▸ **Challenge**: Of all the lines here, how many include the string "Saint"? Answer with the number only.

┏━━

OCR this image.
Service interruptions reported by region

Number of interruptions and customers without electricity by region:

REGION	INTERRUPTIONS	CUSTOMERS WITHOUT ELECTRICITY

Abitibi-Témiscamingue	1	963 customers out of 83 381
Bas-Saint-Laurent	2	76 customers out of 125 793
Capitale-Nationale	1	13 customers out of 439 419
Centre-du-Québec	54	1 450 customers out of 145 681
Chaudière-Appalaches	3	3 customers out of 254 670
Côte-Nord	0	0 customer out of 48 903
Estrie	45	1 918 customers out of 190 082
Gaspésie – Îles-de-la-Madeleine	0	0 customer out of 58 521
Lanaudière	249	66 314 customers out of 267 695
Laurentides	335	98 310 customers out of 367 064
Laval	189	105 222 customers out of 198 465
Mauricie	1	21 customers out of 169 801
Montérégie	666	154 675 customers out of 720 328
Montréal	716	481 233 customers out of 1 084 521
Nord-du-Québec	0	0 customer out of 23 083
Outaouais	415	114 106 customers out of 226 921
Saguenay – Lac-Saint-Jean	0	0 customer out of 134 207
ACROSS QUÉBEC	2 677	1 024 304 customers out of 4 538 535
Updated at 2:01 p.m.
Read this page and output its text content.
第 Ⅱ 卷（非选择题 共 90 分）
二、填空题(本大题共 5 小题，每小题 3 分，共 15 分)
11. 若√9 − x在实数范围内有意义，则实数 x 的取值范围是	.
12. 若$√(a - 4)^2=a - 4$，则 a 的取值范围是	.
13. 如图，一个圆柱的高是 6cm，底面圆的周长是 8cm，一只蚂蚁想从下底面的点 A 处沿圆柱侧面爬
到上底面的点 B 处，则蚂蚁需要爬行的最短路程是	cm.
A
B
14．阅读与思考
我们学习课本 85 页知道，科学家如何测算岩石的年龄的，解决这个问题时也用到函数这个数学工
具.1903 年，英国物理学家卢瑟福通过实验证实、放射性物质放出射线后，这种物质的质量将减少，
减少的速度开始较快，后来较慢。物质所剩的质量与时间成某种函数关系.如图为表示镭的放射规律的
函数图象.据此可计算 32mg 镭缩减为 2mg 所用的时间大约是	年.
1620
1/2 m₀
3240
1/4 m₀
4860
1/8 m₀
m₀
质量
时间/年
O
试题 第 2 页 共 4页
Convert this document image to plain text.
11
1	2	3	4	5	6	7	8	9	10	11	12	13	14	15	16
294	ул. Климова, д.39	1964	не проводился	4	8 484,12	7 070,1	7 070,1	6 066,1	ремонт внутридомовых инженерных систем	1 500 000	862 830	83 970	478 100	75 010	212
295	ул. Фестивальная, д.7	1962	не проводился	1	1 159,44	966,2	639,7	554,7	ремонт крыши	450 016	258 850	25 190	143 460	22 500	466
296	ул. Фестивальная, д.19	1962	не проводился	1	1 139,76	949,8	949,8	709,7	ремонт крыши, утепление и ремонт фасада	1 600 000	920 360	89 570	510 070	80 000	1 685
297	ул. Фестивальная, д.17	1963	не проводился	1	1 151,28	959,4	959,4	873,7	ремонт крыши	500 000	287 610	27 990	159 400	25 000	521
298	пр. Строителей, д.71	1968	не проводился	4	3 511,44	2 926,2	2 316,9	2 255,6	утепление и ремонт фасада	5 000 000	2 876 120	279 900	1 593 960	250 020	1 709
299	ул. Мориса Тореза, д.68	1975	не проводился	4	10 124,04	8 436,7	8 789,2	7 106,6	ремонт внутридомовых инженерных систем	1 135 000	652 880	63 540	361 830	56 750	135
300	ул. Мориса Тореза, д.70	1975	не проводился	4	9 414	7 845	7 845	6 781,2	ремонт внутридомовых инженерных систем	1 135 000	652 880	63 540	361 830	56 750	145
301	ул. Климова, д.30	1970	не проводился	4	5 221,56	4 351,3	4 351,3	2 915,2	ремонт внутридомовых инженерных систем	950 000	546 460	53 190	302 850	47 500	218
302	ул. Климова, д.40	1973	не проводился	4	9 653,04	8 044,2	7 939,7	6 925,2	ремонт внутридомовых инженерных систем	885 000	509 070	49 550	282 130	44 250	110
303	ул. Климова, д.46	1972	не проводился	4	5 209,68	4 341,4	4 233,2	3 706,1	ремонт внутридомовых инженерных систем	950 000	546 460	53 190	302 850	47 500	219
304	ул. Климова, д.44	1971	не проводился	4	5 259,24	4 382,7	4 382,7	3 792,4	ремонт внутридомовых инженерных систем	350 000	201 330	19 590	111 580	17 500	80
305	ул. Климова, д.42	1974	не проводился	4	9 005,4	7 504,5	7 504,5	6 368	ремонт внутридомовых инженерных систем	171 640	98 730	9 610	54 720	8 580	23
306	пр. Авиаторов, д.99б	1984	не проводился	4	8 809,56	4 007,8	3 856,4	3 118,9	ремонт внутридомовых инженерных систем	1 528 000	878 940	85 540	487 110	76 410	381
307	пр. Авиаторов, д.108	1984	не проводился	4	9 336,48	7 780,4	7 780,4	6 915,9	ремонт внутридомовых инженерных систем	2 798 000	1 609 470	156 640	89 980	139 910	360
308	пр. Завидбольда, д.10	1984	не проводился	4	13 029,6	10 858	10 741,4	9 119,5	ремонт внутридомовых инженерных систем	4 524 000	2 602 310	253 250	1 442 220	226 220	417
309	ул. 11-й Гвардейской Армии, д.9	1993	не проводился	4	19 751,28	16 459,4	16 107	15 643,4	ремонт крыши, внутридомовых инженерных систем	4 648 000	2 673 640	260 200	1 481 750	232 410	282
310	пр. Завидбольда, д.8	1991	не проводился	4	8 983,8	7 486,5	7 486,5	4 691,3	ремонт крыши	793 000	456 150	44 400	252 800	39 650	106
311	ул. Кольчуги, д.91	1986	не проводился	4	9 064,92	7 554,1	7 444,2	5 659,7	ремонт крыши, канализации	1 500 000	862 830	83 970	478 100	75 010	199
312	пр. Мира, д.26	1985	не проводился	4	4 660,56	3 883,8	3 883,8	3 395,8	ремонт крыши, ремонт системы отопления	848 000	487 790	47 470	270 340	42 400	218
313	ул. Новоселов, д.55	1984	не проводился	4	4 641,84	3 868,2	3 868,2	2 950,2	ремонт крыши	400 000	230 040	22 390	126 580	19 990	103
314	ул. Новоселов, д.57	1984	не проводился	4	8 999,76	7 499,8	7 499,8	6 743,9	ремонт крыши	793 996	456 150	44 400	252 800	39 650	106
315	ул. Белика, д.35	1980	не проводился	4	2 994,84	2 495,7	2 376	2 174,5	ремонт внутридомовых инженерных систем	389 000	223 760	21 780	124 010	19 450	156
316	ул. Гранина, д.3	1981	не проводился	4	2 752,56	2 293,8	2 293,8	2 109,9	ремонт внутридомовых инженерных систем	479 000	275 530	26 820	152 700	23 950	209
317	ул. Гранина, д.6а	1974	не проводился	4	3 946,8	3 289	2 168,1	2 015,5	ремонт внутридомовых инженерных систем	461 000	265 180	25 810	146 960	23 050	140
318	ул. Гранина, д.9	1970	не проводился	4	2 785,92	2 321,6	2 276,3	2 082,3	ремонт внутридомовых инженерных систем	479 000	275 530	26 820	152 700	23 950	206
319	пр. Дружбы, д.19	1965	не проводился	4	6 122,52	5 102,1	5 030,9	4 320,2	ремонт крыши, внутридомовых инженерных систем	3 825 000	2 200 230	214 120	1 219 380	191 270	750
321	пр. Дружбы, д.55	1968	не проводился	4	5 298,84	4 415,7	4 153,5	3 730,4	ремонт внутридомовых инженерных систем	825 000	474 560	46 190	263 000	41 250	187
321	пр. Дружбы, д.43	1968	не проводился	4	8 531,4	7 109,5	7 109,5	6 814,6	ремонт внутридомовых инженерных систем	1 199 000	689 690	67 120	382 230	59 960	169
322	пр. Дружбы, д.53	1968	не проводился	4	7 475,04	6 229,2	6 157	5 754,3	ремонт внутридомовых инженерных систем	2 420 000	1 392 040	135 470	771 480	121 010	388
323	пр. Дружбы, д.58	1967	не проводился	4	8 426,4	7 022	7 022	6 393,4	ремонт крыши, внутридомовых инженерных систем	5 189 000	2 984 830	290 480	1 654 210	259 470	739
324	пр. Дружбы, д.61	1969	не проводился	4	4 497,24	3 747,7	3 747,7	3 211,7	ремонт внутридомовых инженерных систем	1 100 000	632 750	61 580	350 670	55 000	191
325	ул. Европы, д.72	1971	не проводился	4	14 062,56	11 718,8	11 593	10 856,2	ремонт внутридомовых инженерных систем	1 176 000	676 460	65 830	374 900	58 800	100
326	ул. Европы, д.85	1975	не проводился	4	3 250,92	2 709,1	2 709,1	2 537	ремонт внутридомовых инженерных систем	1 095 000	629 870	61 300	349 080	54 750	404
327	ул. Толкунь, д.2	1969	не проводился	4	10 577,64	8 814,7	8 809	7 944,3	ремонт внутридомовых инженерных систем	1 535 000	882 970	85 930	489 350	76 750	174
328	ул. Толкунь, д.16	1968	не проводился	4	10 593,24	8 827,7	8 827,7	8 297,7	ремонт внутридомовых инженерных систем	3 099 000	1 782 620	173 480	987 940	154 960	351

┗━━

▸ **Result for this exercise**: 2